• Task goal: Copy out the records precisely, omitting pictures.

Saved entries
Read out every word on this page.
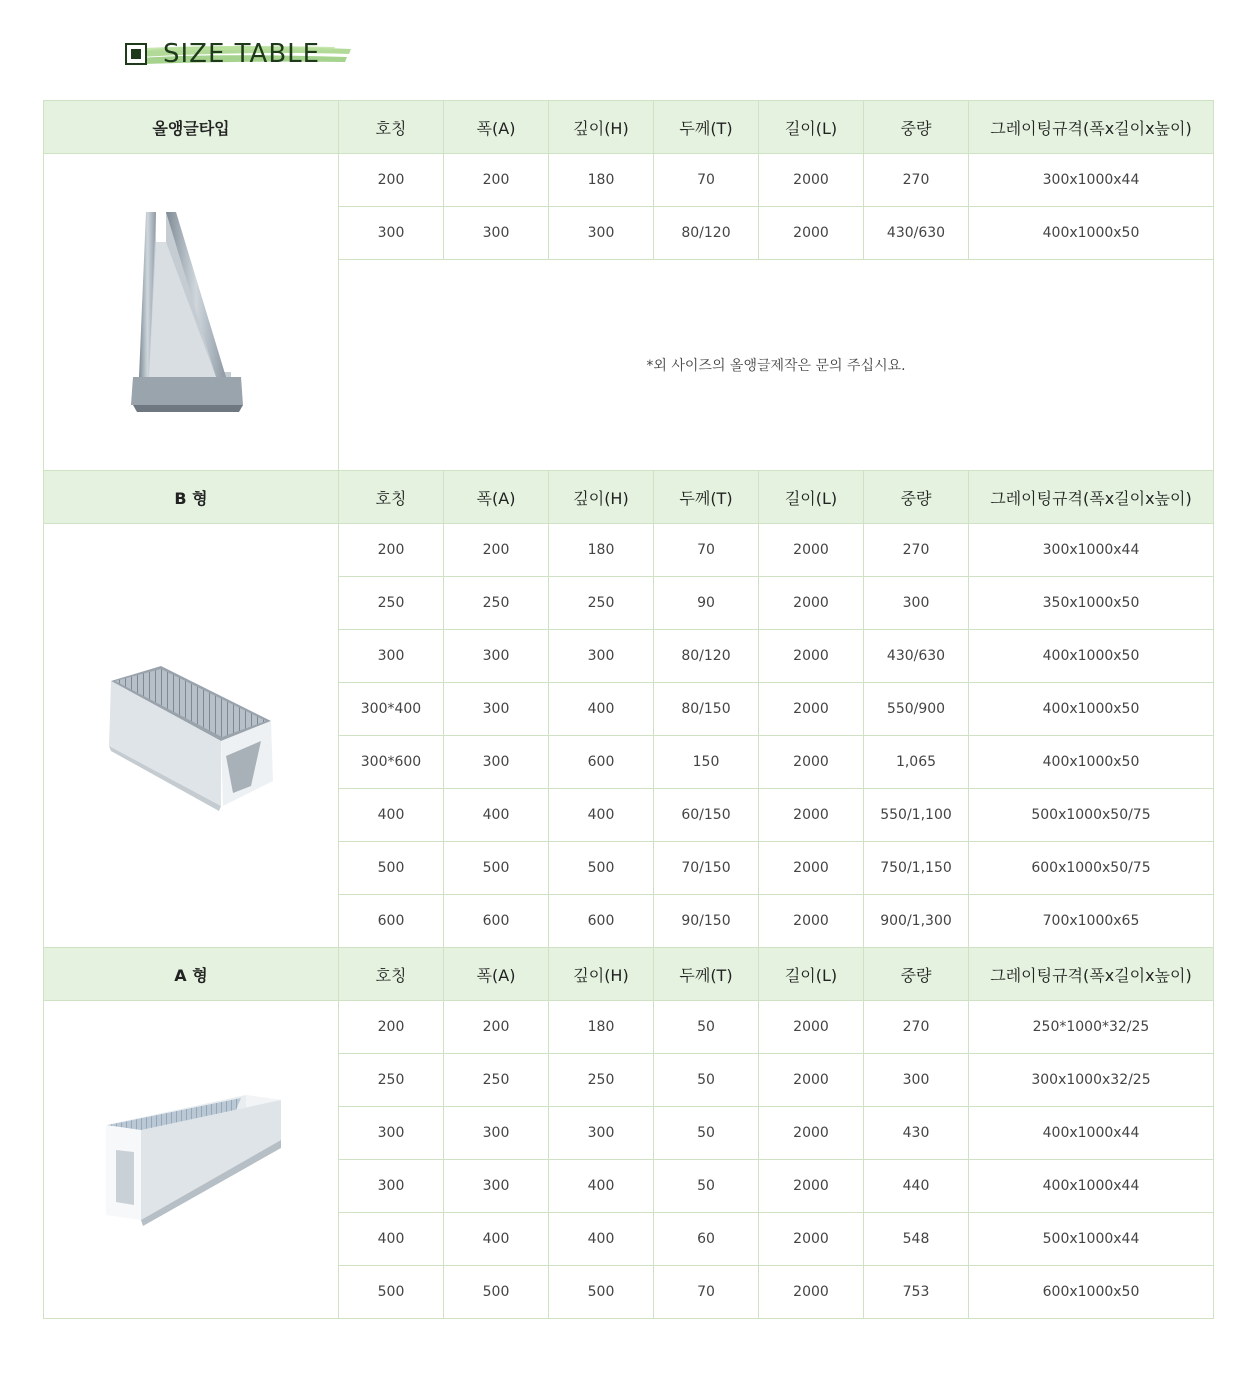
SIZE TABLE
올앵글타입	호칭	폭(A)	깊이(H)	두께(T)	길이(L)	중량	그레이팅규격(폭x길이x높이)

	200	200	180	70	2000	270	300x1000x44
	300	300	300	80/120	2000	430/630	400x1000x50
	*외 사이즈의 올앵글제작은 문의 주십시요.						
B 형	호칭	폭(A)	깊이(H)	두께(T)	길이(L)	중량	그레이팅규격(폭x길이x높이)

	200	200	180	70	2000	270	300x1000x44
	250	250	250	90	2000	300	350x1000x50
	300	300	300	80/120	2000	430/630	400x1000x50
	300*400	300	400	80/150	2000	550/900	400x1000x50
	300*600	300	600	150	2000	1,065	400x1000x50
	400	400	400	60/150	2000	550/1,100	500x1000x50/75
	500	500	500	70/150	2000	750/1,150	600x1000x50/75
	600	600	600	90/150	2000	900/1,300	700x1000x65
A 형	호칭	폭(A)	깊이(H)	두께(T)	길이(L)	중량	그레이팅규격(폭x길이x높이)

	200	200	180	50	2000	270	250*1000*32/25
	250	250	250	50	2000	300	300x1000x32/25
	300	300	300	50	2000	430	400x1000x44
	300	300	400	50	2000	440	400x1000x44
	400	400	400	60	2000	548	500x1000x44
	500	500	500	70	2000	753	600x1000x50
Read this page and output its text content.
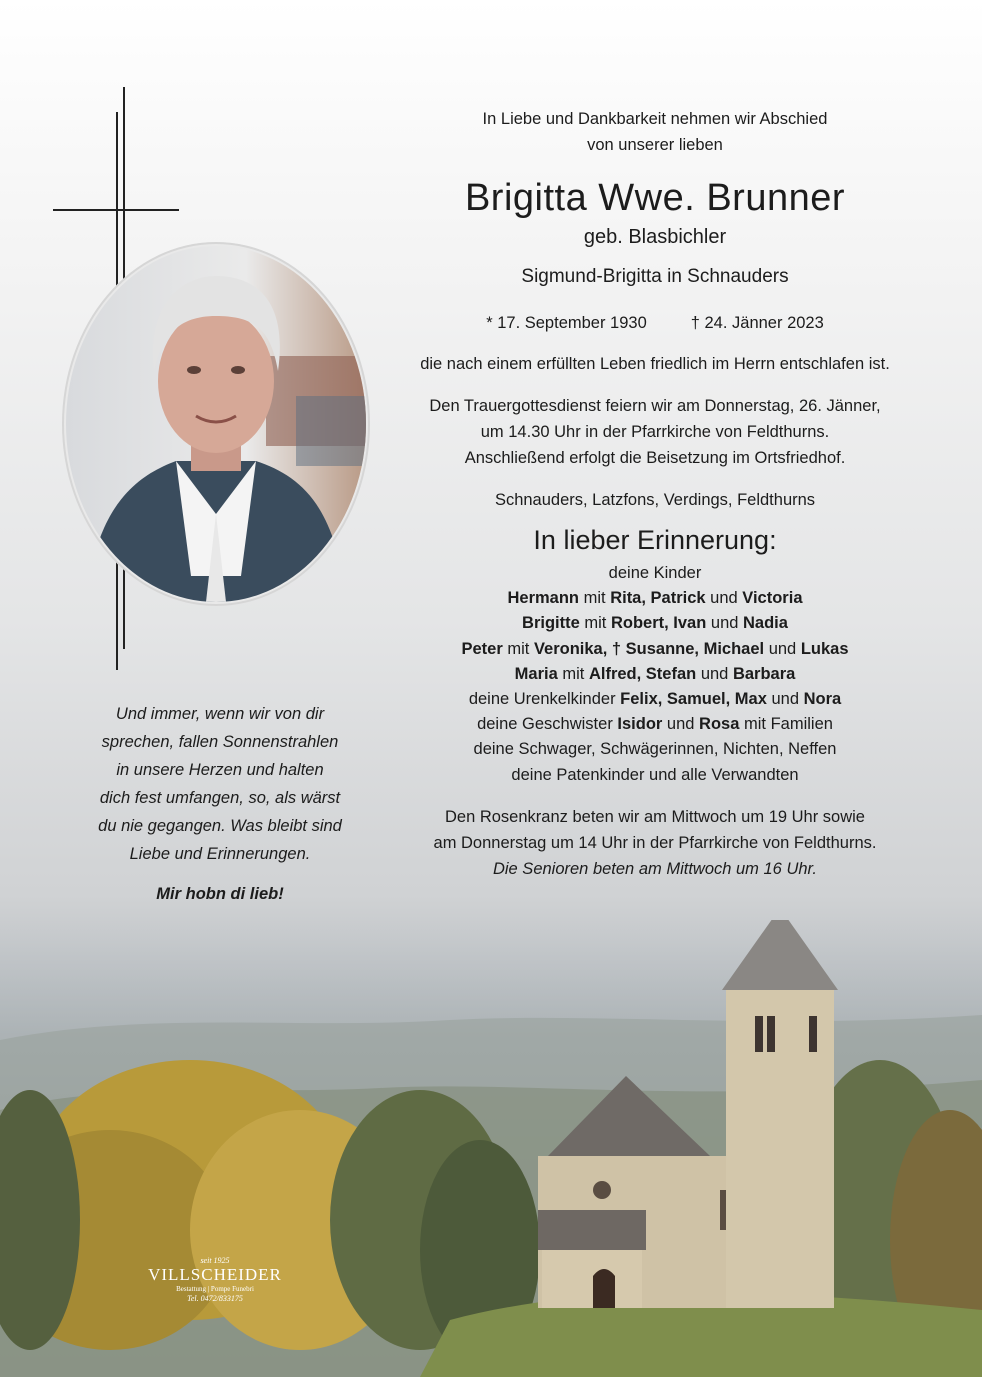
In Liebe und Dankbarkeit nehmen wir Abschied

von unserer lieben

Brigitta Wwe. Brunner

geb. Blasbichler

Sigmund-Brigitta in Schnauders

* 17. September 1930	† 24. Jänner 2023

die nach einem erfüllten Leben friedlich im Herrn entschlafen ist.

Den Trauergottesdienst feiern wir am Donnerstag, 26. Jänner,

um 14.30 Uhr in der Pfarrkirche von Feldthurns.

Anschließend erfolgt die Beisetzung im Ortsfriedhof.

Schnauders, Latzfons, Verdings, Feldthurns

In lieber Erinnerung:

deine Kinder

Hermann mit Rita, Patrick und Victoria

Brigitte mit Robert, Ivan und Nadia

Peter mit Veronika, † Susanne, Michael und Lukas

Maria mit Alfred, Stefan und Barbara

deine Urenkelkinder Felix, Samuel, Max und Nora

deine Geschwister Isidor und Rosa mit Familien

deine Schwager, Schwägerinnen, Nichten, Neffen

deine Patenkinder und alle Verwandten

Den Rosenkranz beten wir am Mittwoch um 19 Uhr sowie

am Donnerstag um 14 Uhr in der Pfarrkirche von Feldthurns.

Die Senioren beten am Mittwoch um 16 Uhr.

Und immer, wenn wir von dir

sprechen, fallen Sonnenstrahlen

in unsere Herzen und halten

dich fest umfangen, so, als wärst

du nie gegangen. Was bleibt sind

Liebe und Erinnerungen.

Mir hobn di lieb!

seit 1925
VILLSCHEIDER
Bestattung | Pompe Funebri
Tel. 0472/833175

• Full response:
Read out every word on this page.
SIZE TABLE
올앵글타입	호칭	폭(A)	깊이(H)	두께(T)	길이(L)	중량	그레이팅규격(폭x길이x높이)

	200	200	180	70	2000	270	300x1000x44
	300	300	300	80/120	2000	430/630	400x1000x50
	*외 사이즈의 올앵글제작은 문의 주십시요.						
B 형	호칭	폭(A)	깊이(H)	두께(T)	길이(L)	중량	그레이팅규격(폭x길이x높이)

	200	200	180	70	2000	270	300x1000x44
	250	250	250	90	2000	300	350x1000x50
	300	300	300	80/120	2000	430/630	400x1000x50
	300*400	300	400	80/150	2000	550/900	400x1000x50
	300*600	300	600	150	2000	1,065	400x1000x50
	400	400	400	60/150	2000	550/1,100	500x1000x50/75
	500	500	500	70/150	2000	750/1,150	600x1000x50/75
	600	600	600	90/150	2000	900/1,300	700x1000x65
A 형	호칭	폭(A)	깊이(H)	두께(T)	길이(L)	중량	그레이팅규격(폭x길이x높이)

	200	200	180	50	2000	270	250*1000*32/25
	250	250	250	50	2000	300	300x1000x32/25
	300	300	300	50	2000	430	400x1000x44
	300	300	400	50	2000	440	400x1000x44
	400	400	400	60	2000	548	500x1000x44
	500	500	500	70	2000	753	600x1000x50
Read this page and output its text content.
In Liebe und Dankbarkeit nehmen wir Abschied

von unserer lieben

Brigitta Wwe. Brunner

geb. Blasbichler

Sigmund-Brigitta in Schnauders

* 17. September 1930	† 24. Jänner 2023

die nach einem erfüllten Leben friedlich im Herrn entschlafen ist.

Den Trauergottesdienst feiern wir am Donnerstag, 26. Jänner,

um 14.30 Uhr in der Pfarrkirche von Feldthurns.

Anschließend erfolgt die Beisetzung im Ortsfriedhof.

Schnauders, Latzfons, Verdings, Feldthurns

In lieber Erinnerung:

deine Kinder

Hermann mit Rita, Patrick und Victoria

Brigitte mit Robert, Ivan und Nadia

Peter mit Veronika, † Susanne, Michael und Lukas

Maria mit Alfred, Stefan und Barbara

deine Urenkelkinder Felix, Samuel, Max und Nora

deine Geschwister Isidor und Rosa mit Familien

deine Schwager, Schwägerinnen, Nichten, Neffen

deine Patenkinder und alle Verwandten

Den Rosenkranz beten wir am Mittwoch um 19 Uhr sowie

am Donnerstag um 14 Uhr in der Pfarrkirche von Feldthurns.

Die Senioren beten am Mittwoch um 16 Uhr.

Und immer, wenn wir von dir

sprechen, fallen Sonnenstrahlen

in unsere Herzen und halten

dich fest umfangen, so, als wärst

du nie gegangen. Was bleibt sind

Liebe und Erinnerungen.

Mir hobn di lieb!

seit 1925
VILLSCHEIDER
Bestattung | Pompe Funebri
Tel. 0472/833175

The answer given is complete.